* WORK TO DO *
Reproduce every entry exactly and leave its pictures out.

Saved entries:
════════
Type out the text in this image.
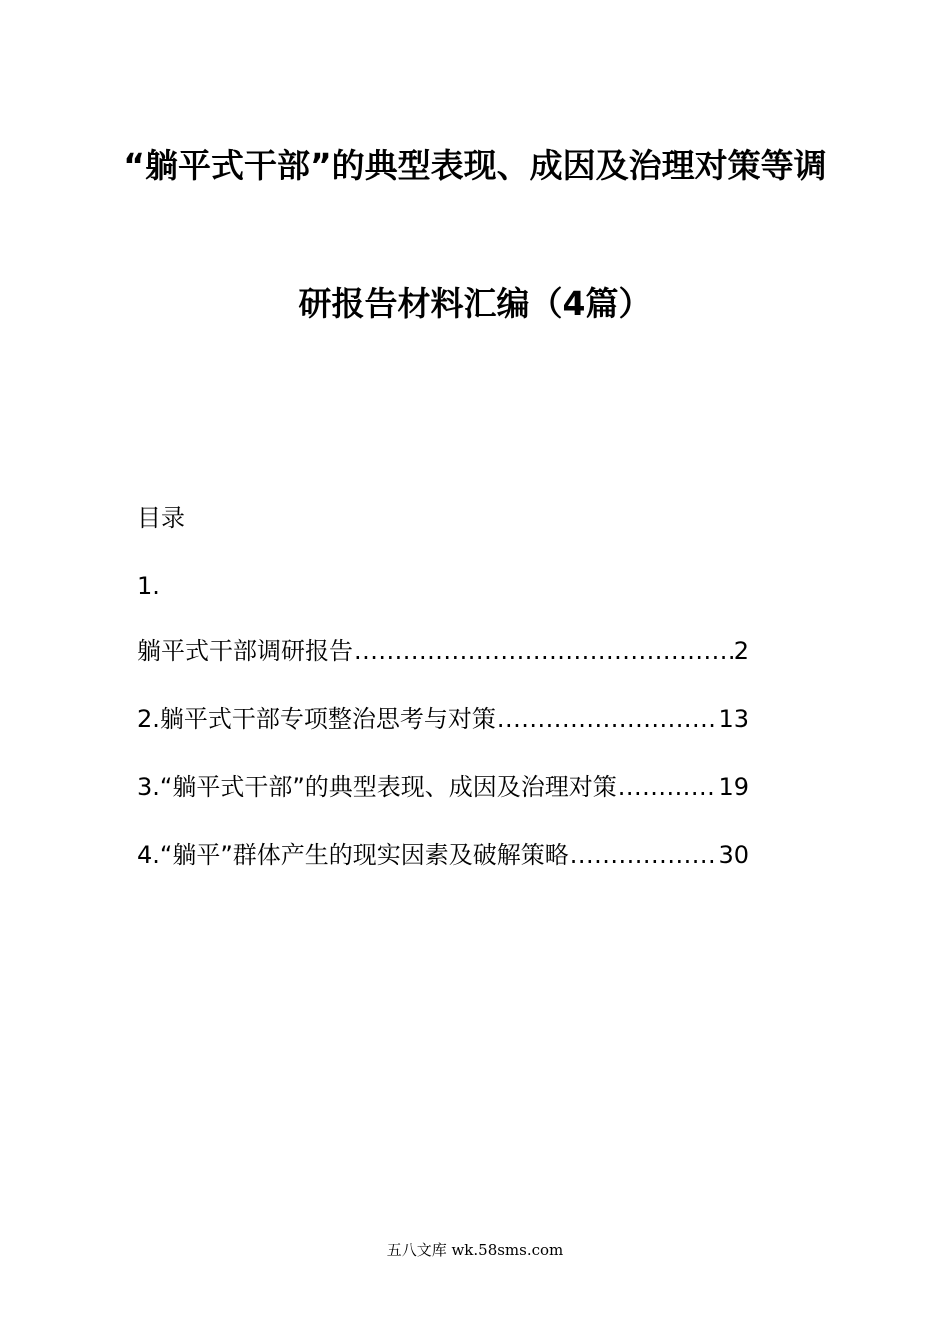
“躺平式干部”的典型表现、成因及治理对策等调
研报告材料汇编（4篇）
目录
1.
躺平式干部调研报告 .....	2
2.躺平式干部专项整治思考与对策 .....	13
3.“躺平式干部”的典型表现、成因及治理对策 .....	19
4.“躺平”群体产生的现实因素及破解策略 .....	30
五八文库 wk.58sms.com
════════
* EXERCISE SOLUTION *
Type out the text in this image.
“躺平式干部”的典型表现、成因及治理对策等调
研报告材料汇编（4篇）
目录
1.
躺平式干部调研报告 .....	2
2.躺平式干部专项整治思考与对策 .....	13
3.“躺平式干部”的典型表现、成因及治理对策 .....	19
4.“躺平”群体产生的现实因素及破解策略 .....	30
五八文库 wk.58sms.com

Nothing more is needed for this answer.